(Collection entries)
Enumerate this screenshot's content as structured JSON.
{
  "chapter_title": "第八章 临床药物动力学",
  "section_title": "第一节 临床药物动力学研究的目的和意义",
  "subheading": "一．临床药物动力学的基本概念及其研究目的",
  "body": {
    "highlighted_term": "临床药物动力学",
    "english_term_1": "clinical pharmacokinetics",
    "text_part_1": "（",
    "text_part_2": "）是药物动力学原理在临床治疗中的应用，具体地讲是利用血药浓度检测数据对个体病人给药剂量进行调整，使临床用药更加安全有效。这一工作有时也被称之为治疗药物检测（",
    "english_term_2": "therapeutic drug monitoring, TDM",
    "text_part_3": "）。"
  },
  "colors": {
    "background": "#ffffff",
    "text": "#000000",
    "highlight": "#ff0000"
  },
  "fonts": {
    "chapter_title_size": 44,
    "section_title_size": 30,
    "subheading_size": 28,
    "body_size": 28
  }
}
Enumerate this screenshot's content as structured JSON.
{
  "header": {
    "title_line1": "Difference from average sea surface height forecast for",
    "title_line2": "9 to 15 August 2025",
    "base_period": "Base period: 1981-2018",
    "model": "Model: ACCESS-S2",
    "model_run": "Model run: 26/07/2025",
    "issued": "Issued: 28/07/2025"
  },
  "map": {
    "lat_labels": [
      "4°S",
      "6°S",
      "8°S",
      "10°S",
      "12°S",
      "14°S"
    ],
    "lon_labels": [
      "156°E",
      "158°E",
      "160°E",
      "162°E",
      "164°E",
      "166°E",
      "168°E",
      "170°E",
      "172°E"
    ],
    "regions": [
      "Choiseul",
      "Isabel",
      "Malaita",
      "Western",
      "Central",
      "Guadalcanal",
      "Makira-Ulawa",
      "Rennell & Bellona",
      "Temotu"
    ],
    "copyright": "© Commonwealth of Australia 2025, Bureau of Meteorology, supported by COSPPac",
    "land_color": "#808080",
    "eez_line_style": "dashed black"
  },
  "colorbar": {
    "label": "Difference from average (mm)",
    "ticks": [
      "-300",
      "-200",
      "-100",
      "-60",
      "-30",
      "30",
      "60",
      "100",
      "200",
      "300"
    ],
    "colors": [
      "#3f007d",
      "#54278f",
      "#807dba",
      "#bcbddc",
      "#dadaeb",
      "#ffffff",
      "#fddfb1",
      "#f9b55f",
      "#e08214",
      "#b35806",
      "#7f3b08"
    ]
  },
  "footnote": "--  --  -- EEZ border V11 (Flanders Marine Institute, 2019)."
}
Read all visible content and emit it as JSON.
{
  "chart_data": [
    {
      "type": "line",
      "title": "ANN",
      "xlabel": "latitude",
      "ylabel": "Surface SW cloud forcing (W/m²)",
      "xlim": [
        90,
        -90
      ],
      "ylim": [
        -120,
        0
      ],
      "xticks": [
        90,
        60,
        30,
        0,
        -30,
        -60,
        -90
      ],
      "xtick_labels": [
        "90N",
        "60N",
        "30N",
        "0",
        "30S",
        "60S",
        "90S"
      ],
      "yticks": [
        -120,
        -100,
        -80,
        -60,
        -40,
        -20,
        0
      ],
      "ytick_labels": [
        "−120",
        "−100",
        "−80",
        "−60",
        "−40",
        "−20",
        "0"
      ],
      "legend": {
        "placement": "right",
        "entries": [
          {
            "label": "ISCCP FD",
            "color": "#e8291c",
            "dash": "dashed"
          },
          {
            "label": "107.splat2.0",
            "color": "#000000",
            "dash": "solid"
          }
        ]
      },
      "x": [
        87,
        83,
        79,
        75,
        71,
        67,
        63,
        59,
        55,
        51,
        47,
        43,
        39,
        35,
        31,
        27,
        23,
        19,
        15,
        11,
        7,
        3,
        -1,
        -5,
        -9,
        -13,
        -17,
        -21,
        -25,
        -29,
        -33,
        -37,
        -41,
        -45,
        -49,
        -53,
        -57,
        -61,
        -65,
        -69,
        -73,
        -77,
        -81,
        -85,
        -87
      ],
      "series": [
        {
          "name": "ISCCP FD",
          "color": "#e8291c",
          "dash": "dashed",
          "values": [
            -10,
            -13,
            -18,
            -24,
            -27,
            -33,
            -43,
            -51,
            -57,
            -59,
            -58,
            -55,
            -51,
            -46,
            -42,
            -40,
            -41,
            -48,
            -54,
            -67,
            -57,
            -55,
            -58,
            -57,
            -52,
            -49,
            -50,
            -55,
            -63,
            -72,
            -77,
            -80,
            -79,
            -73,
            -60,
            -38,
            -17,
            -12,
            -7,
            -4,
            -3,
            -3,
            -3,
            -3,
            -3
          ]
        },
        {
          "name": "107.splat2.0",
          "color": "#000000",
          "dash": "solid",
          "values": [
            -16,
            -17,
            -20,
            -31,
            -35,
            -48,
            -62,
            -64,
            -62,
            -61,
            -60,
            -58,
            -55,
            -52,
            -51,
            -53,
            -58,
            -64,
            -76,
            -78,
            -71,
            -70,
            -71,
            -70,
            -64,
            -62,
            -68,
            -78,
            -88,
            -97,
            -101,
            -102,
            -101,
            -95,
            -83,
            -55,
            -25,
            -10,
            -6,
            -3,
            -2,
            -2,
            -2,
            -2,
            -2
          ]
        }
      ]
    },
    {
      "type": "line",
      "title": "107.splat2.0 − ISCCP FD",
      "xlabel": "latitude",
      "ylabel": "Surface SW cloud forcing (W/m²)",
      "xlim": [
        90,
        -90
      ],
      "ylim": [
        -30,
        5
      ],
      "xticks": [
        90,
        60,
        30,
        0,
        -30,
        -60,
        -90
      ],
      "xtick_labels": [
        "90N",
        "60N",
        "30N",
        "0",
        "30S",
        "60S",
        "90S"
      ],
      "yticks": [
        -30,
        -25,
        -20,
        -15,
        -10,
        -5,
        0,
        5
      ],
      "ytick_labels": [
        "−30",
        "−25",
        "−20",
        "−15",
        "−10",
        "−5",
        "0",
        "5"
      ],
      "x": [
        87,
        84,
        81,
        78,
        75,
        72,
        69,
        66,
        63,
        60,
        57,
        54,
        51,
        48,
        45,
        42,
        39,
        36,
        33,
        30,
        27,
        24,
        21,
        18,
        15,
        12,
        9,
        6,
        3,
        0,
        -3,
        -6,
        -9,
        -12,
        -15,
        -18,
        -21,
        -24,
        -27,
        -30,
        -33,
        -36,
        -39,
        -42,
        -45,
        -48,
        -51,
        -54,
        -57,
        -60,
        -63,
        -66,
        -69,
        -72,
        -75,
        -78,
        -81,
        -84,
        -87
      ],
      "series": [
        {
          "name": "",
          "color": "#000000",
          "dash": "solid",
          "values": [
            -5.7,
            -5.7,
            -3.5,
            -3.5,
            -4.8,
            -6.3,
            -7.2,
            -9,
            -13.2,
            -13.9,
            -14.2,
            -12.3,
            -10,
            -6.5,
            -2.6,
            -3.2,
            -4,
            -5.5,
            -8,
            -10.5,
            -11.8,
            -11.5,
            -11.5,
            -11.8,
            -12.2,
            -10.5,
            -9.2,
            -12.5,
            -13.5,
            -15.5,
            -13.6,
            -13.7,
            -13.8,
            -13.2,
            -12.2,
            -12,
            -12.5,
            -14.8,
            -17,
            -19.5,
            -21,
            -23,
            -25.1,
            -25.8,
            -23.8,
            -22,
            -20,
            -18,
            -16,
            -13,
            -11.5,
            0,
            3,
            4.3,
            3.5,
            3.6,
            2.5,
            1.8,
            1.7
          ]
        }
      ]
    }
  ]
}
* * *
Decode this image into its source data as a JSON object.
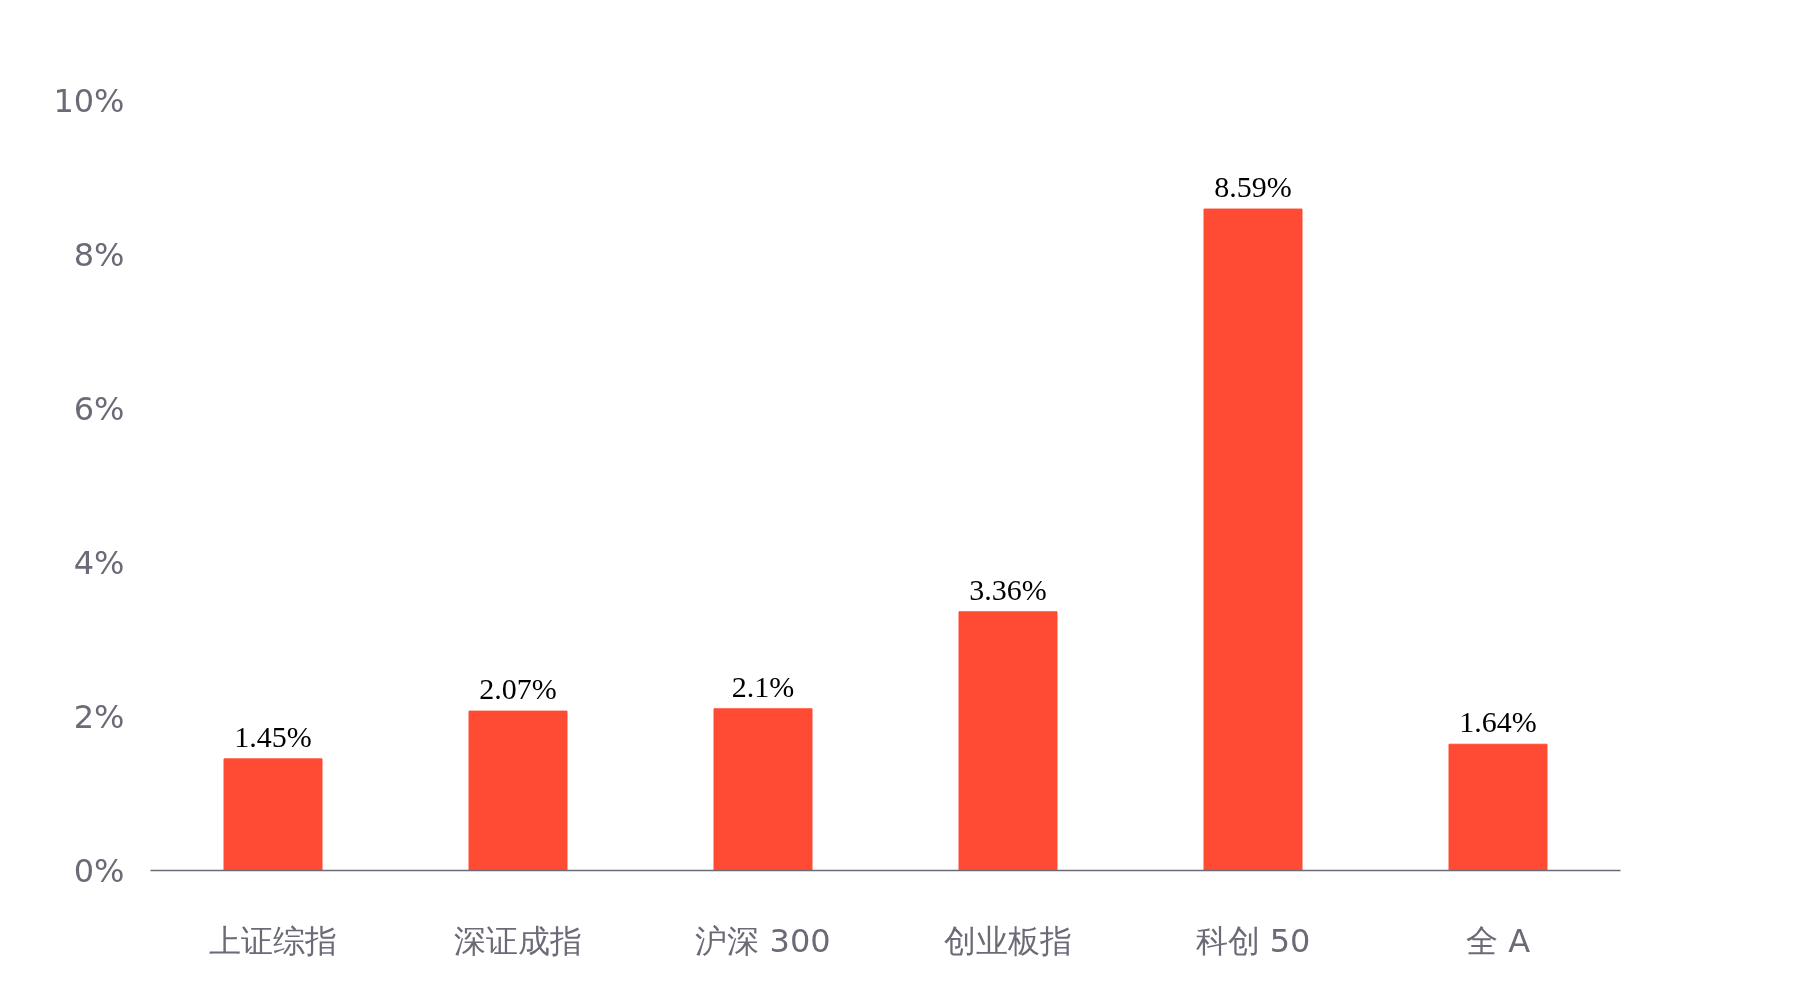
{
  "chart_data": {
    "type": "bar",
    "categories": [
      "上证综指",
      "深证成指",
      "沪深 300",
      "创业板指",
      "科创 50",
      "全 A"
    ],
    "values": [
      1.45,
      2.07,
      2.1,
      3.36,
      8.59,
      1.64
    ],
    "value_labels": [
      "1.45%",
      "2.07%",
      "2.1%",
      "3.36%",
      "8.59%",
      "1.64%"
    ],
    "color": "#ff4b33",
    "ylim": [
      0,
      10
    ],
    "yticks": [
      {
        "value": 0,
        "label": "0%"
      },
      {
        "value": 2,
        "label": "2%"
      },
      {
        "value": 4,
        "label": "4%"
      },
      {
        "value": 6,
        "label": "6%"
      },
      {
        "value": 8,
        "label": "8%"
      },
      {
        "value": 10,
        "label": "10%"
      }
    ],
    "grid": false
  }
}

AIM: Gather all lines from the records above in which "average" appears.

OUTPUT FOR THIS TASK:
    "title_line1": "Difference from average sea surface height forecast for",
    "label": "Difference from average (mm)",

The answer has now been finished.